# SHORT TASK
Look for the word "STELIB" in the entries below, then copy every line that has it.

# DATA FOR THIS TASK
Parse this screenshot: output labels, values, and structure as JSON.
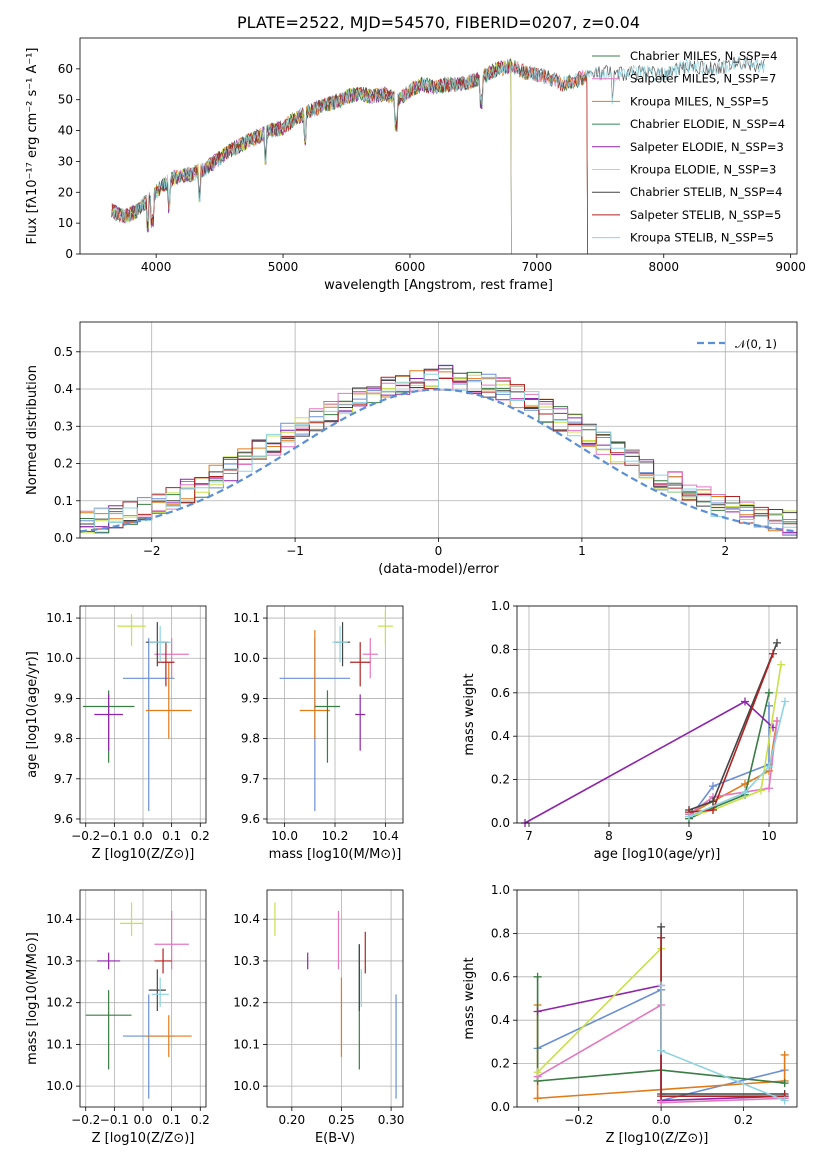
{
  "chart_data": [
    {
      "id": "spectrum",
      "type": "line",
      "title": "PLATE=2522, MJD=54570, FIBERID=0207, z=0.04",
      "xlabel": "wavelength [Angstrom, rest frame]",
      "ylabel": "Flux [fλ10⁻¹⁷ erg cm⁻² s⁻¹ A⁻¹]",
      "xlim": [
        3400,
        9050
      ],
      "ylim": [
        0,
        70
      ],
      "xticks": [
        4000,
        5000,
        6000,
        7000,
        8000,
        9000
      ],
      "yticks": [
        0,
        10,
        20,
        30,
        40,
        50,
        60
      ],
      "grid": false,
      "legend_position": "top-right",
      "continuum": {
        "x": [
          3650,
          3750,
          3850,
          3950,
          4050,
          4150,
          4300,
          4400,
          4500,
          4600,
          4700,
          4800,
          4900,
          5000,
          5100,
          5200,
          5300,
          5400,
          5500,
          5600,
          5700,
          5800,
          5900,
          6000,
          6100,
          6200,
          6300,
          6400,
          6500,
          6600,
          6700,
          6800,
          6900,
          7000,
          7100,
          7200,
          7300,
          7400,
          7600,
          7800,
          8000,
          8200,
          8400,
          8600,
          8800
        ],
        "y": [
          14,
          12,
          14,
          18,
          22,
          25,
          26,
          28,
          31,
          34,
          36,
          38,
          40,
          41,
          44,
          46,
          48,
          49,
          51,
          52,
          51,
          52,
          50,
          53,
          55,
          54,
          55,
          55,
          56,
          58,
          60,
          61,
          59,
          58,
          57,
          55,
          56,
          58,
          59,
          60,
          59,
          62,
          61,
          63,
          62
        ]
      },
      "series": [
        {
          "name": "Chabrier MILES, N_SSP=4",
          "color": "#3a7d44",
          "xmax": 7400
        },
        {
          "name": "Salpeter MILES, N_SSP=7",
          "color": "#e377c2",
          "xmax": 7400
        },
        {
          "name": "Kroupa MILES, N_SSP=5",
          "color": "#e07b1a",
          "xmax": 7400
        },
        {
          "name": "Chabrier ELODIE, N_SSP=4",
          "color": "#2e8b57",
          "xmax": 6800
        },
        {
          "name": "Salpeter ELODIE, N_SSP=3",
          "color": "#8e24aa",
          "xmax": 6800
        },
        {
          "name": "Kroupa ELODIE, N_SSP=3",
          "color": "#c9e04b",
          "xmax": 6800
        },
        {
          "name": "Chabrier STELIB, N_SSP=4",
          "color": "#444444",
          "xmax": 8800
        },
        {
          "name": "Salpeter STELIB, N_SSP=5",
          "color": "#b22222",
          "xmax": 7400
        },
        {
          "name": "Kroupa STELIB, N_SSP=5",
          "color": "#8fd3e0",
          "xmax": 8800
        }
      ]
    },
    {
      "id": "residuals",
      "type": "line",
      "xlabel": "(data-model)/error",
      "ylabel": "Normed distribution",
      "xlim": [
        -2.5,
        2.5
      ],
      "ylim": [
        0,
        0.58
      ],
      "xticks": [
        -2,
        -1,
        0,
        1,
        2
      ],
      "yticks": [
        0.0,
        0.1,
        0.2,
        0.3,
        0.4,
        0.5
      ],
      "grid": true,
      "legend_position": "top-right",
      "reference": {
        "name": "𝒩(0, 1)",
        "color": "#5b8fd6"
      },
      "bin_width": 0.1,
      "series_colors": [
        "#6b8fd6",
        "#e07b1a",
        "#3a7d44",
        "#8e24aa",
        "#e377c2",
        "#c9e04b",
        "#444444",
        "#b22222",
        "#8fd3e0"
      ]
    },
    {
      "id": "age_vs_Z",
      "type": "scatter",
      "xlabel": "Z [log10(Z/Z⊙)]",
      "ylabel": "age [log10(age/yr)]",
      "xlim": [
        -0.22,
        0.22
      ],
      "ylim": [
        9.59,
        10.13
      ],
      "xticks": [
        -0.2,
        -0.1,
        0.0,
        0.1,
        0.2
      ],
      "yticks": [
        9.6,
        9.7,
        9.8,
        9.9,
        10.0,
        10.1
      ],
      "grid": true,
      "points": [
        {
          "x": 0.02,
          "y": 9.95,
          "xerr": 0.09,
          "yerr": [
            0.33,
            0.1
          ],
          "color": "#6b8fd6"
        },
        {
          "x": 0.09,
          "y": 9.87,
          "xerr": 0.08,
          "yerr": [
            0.07,
            0.12
          ],
          "color": "#e07b1a"
        },
        {
          "x": -0.12,
          "y": 9.88,
          "xerr": 0.09,
          "yerr": [
            0.14,
            0.04
          ],
          "color": "#3a7d44"
        },
        {
          "x": -0.12,
          "y": 9.86,
          "xerr": 0.05,
          "yerr": [
            0.09,
            0.05
          ],
          "color": "#8e24aa"
        },
        {
          "x": 0.1,
          "y": 10.01,
          "xerr": 0.06,
          "yerr": [
            0.06,
            0.04
          ],
          "color": "#e377c2"
        },
        {
          "x": -0.04,
          "y": 10.08,
          "xerr": 0.05,
          "yerr": [
            0.05,
            0.03
          ],
          "color": "#c9e04b"
        },
        {
          "x": 0.05,
          "y": 10.04,
          "xerr": 0.04,
          "yerr": [
            0.06,
            0.05
          ],
          "color": "#444444"
        },
        {
          "x": 0.08,
          "y": 9.99,
          "xerr": 0.03,
          "yerr": [
            0.06,
            0.05
          ],
          "color": "#b22222"
        },
        {
          "x": 0.06,
          "y": 10.04,
          "xerr": 0.04,
          "yerr": [
            0.05,
            0.04
          ],
          "color": "#8fd3e0"
        }
      ]
    },
    {
      "id": "age_vs_mass",
      "type": "scatter",
      "xlabel": "mass [log10(M/M⊙)]",
      "xlim": [
        9.93,
        10.47
      ],
      "ylim": [
        9.59,
        10.13
      ],
      "xticks": [
        10.0,
        10.2,
        10.4
      ],
      "yticks": [
        9.6,
        9.7,
        9.8,
        9.9,
        10.0,
        10.1
      ],
      "grid": true,
      "points": [
        {
          "x": 10.12,
          "y": 9.95,
          "xerr": 0.14,
          "yerr": [
            0.33,
            0.1
          ],
          "color": "#6b8fd6"
        },
        {
          "x": 10.12,
          "y": 9.87,
          "xerr": 0.06,
          "yerr": [
            0.07,
            0.2
          ],
          "color": "#e07b1a"
        },
        {
          "x": 10.17,
          "y": 9.88,
          "xerr": 0.05,
          "yerr": [
            0.14,
            0.04
          ],
          "color": "#3a7d44"
        },
        {
          "x": 10.3,
          "y": 9.86,
          "xerr": 0.02,
          "yerr": [
            0.09,
            0.05
          ],
          "color": "#8e24aa"
        },
        {
          "x": 10.34,
          "y": 10.01,
          "xerr": 0.03,
          "yerr": [
            0.06,
            0.04
          ],
          "color": "#e377c2"
        },
        {
          "x": 10.4,
          "y": 10.08,
          "xerr": 0.03,
          "yerr": [
            0.05,
            0.04
          ],
          "color": "#c9e04b"
        },
        {
          "x": 10.23,
          "y": 10.04,
          "xerr": 0.03,
          "yerr": [
            0.06,
            0.05
          ],
          "color": "#444444"
        },
        {
          "x": 10.3,
          "y": 9.99,
          "xerr": 0.04,
          "yerr": [
            0.06,
            0.05
          ],
          "color": "#b22222"
        },
        {
          "x": 10.22,
          "y": 10.04,
          "xerr": 0.03,
          "yerr": [
            0.05,
            0.04
          ],
          "color": "#8fd3e0"
        }
      ]
    },
    {
      "id": "weight_vs_age",
      "type": "line",
      "xlabel": "age [log10(age/yr)]",
      "ylabel": "mass weight",
      "xlim": [
        6.85,
        10.35
      ],
      "ylim": [
        0.0,
        1.0
      ],
      "xticks": [
        7,
        8,
        9,
        10
      ],
      "yticks": [
        0.0,
        0.2,
        0.4,
        0.6,
        0.8,
        1.0
      ],
      "grid": true,
      "series": [
        {
          "color": "#6b8fd6",
          "x": [
            9.0,
            9.3,
            10.0,
            10.0
          ],
          "y": [
            0.02,
            0.17,
            0.27,
            0.54
          ]
        },
        {
          "color": "#e07b1a",
          "x": [
            9.0,
            9.3,
            9.7,
            10.0,
            10.1
          ],
          "y": [
            0.04,
            0.1,
            0.18,
            0.24,
            0.47
          ]
        },
        {
          "color": "#3a7d44",
          "x": [
            9.0,
            9.3,
            9.7,
            10.0
          ],
          "y": [
            0.02,
            0.07,
            0.13,
            0.6
          ]
        },
        {
          "color": "#8e24aa",
          "x": [
            6.95,
            9.7,
            10.05
          ],
          "y": [
            0.0,
            0.56,
            0.44
          ]
        },
        {
          "color": "#e377c2",
          "x": [
            9.0,
            9.3,
            10.0,
            10.1
          ],
          "y": [
            0.04,
            0.12,
            0.16,
            0.47
          ]
        },
        {
          "color": "#c9e04b",
          "x": [
            9.0,
            9.3,
            9.9,
            10.15
          ],
          "y": [
            0.03,
            0.06,
            0.15,
            0.73
          ]
        },
        {
          "color": "#444444",
          "x": [
            9.0,
            9.3,
            10.1
          ],
          "y": [
            0.06,
            0.1,
            0.83
          ]
        },
        {
          "color": "#b22222",
          "x": [
            9.0,
            9.3,
            10.05
          ],
          "y": [
            0.05,
            0.06,
            0.78
          ]
        },
        {
          "color": "#8fd3e0",
          "x": [
            9.0,
            9.7,
            10.0,
            10.2
          ],
          "y": [
            0.03,
            0.14,
            0.26,
            0.56
          ]
        }
      ]
    },
    {
      "id": "mass_vs_Z",
      "type": "scatter",
      "xlabel": "Z [log10(Z/Z⊙)]",
      "ylabel": "mass [log10(M/M⊙)]",
      "xlim": [
        -0.22,
        0.22
      ],
      "ylim": [
        9.95,
        10.47
      ],
      "xticks": [
        -0.2,
        -0.1,
        0.0,
        0.1,
        0.2
      ],
      "yticks": [
        10.0,
        10.1,
        10.2,
        10.3,
        10.4
      ],
      "grid": true,
      "points": [
        {
          "x": 0.02,
          "y": 10.12,
          "xerr": 0.09,
          "yerr": [
            0.15,
            0.1
          ],
          "color": "#6b8fd6"
        },
        {
          "x": 0.09,
          "y": 10.12,
          "xerr": 0.08,
          "yerr": [
            0.05,
            0.05
          ],
          "color": "#e07b1a"
        },
        {
          "x": -0.12,
          "y": 10.17,
          "xerr": 0.08,
          "yerr": [
            0.13,
            0.06
          ],
          "color": "#3a7d44"
        },
        {
          "x": -0.12,
          "y": 10.3,
          "xerr": 0.04,
          "yerr": [
            0.02,
            0.02
          ],
          "color": "#8e24aa"
        },
        {
          "x": 0.1,
          "y": 10.34,
          "xerr": 0.06,
          "yerr": [
            0.06,
            0.08
          ],
          "color": "#e377c2"
        },
        {
          "x": -0.04,
          "y": 10.39,
          "xerr": 0.04,
          "yerr": [
            0.03,
            0.05
          ],
          "color": "#c9e04b"
        },
        {
          "x": 0.05,
          "y": 10.23,
          "xerr": 0.03,
          "yerr": [
            0.05,
            0.05
          ],
          "color": "#444444"
        },
        {
          "x": 0.07,
          "y": 10.3,
          "xerr": 0.03,
          "yerr": [
            0.03,
            0.03
          ],
          "color": "#b22222"
        },
        {
          "x": 0.06,
          "y": 10.22,
          "xerr": 0.03,
          "yerr": [
            0.03,
            0.04
          ],
          "color": "#8fd3e0"
        }
      ]
    },
    {
      "id": "mass_vs_ebv",
      "type": "scatter",
      "xlabel": "E(B-V)",
      "xlim": [
        0.175,
        0.312
      ],
      "ylim": [
        9.95,
        10.47
      ],
      "xticks": [
        0.2,
        0.25,
        0.3
      ],
      "yticks": [
        10.0,
        10.1,
        10.2,
        10.3,
        10.4
      ],
      "grid": true,
      "points": [
        {
          "x": 0.305,
          "y": 10.12,
          "xerr": 0.0,
          "yerr": [
            0.15,
            0.1
          ],
          "color": "#6b8fd6"
        },
        {
          "x": 0.25,
          "y": 10.12,
          "xerr": 0.0,
          "yerr": [
            0.05,
            0.14
          ],
          "color": "#e07b1a"
        },
        {
          "x": 0.268,
          "y": 10.17,
          "xerr": 0.0,
          "yerr": [
            0.13,
            0.17
          ],
          "color": "#3a7d44"
        },
        {
          "x": 0.216,
          "y": 10.3,
          "xerr": 0.0,
          "yerr": [
            0.02,
            0.02
          ],
          "color": "#8e24aa"
        },
        {
          "x": 0.247,
          "y": 10.34,
          "xerr": 0.0,
          "yerr": [
            0.06,
            0.08
          ],
          "color": "#e377c2"
        },
        {
          "x": 0.183,
          "y": 10.4,
          "xerr": 0.0,
          "yerr": [
            0.04,
            0.04
          ],
          "color": "#c9e04b"
        },
        {
          "x": 0.268,
          "y": 10.23,
          "xerr": 0.0,
          "yerr": [
            0.05,
            0.11
          ],
          "color": "#444444"
        },
        {
          "x": 0.274,
          "y": 10.3,
          "xerr": 0.0,
          "yerr": [
            0.03,
            0.07
          ],
          "color": "#b22222"
        },
        {
          "x": 0.27,
          "y": 10.22,
          "xerr": 0.0,
          "yerr": [
            0.03,
            0.06
          ],
          "color": "#8fd3e0"
        }
      ]
    },
    {
      "id": "weight_vs_Z",
      "type": "line",
      "xlabel": "Z [log10(Z/Z⊙)]",
      "ylabel": "mass weight",
      "xlim": [
        -0.35,
        0.33
      ],
      "ylim": [
        0.0,
        1.0
      ],
      "xticks": [
        -0.2,
        0.0,
        0.2
      ],
      "yticks": [
        0.0,
        0.2,
        0.4,
        0.6,
        0.8,
        1.0
      ],
      "grid": true,
      "series": [
        {
          "color": "#6b8fd6",
          "x": [
            -0.3,
            0.0,
            0.0,
            0.3
          ],
          "y": [
            0.27,
            0.54,
            0.03,
            0.17
          ]
        },
        {
          "color": "#e07b1a",
          "x": [
            -0.3,
            -0.3,
            0.0,
            0.3,
            0.3
          ],
          "y": [
            0.47,
            0.04,
            0.08,
            0.12,
            0.24
          ]
        },
        {
          "color": "#3a7d44",
          "x": [
            -0.3,
            -0.3,
            0.0,
            0.3
          ],
          "y": [
            0.6,
            0.12,
            0.17,
            0.11
          ]
        },
        {
          "color": "#8e24aa",
          "x": [
            -0.3,
            0.0,
            0.0,
            0.3
          ],
          "y": [
            0.44,
            0.56,
            0.03,
            0.05
          ]
        },
        {
          "color": "#e377c2",
          "x": [
            -0.3,
            0.0,
            0.0,
            0.3
          ],
          "y": [
            0.14,
            0.47,
            0.02,
            0.04
          ]
        },
        {
          "color": "#c9e04b",
          "x": [
            -0.3,
            0.0
          ],
          "y": [
            0.16,
            0.73
          ]
        },
        {
          "color": "#444444",
          "x": [
            0.0,
            0.0,
            0.3
          ],
          "y": [
            0.83,
            0.06,
            0.06
          ]
        },
        {
          "color": "#b22222",
          "x": [
            0.0,
            0.0,
            0.3
          ],
          "y": [
            0.78,
            0.05,
            0.05
          ]
        },
        {
          "color": "#8fd3e0",
          "x": [
            0.0,
            0.0,
            0.3
          ],
          "y": [
            0.56,
            0.26,
            0.03
          ]
        }
      ]
    }
  ]
}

# OUTPUT FOR THIS TASK
          "name": "Chabrier STELIB, N_SSP=4",
          "name": "Salpeter STELIB, N_SSP=5",
          "name": "Kroupa STELIB, N_SSP=5",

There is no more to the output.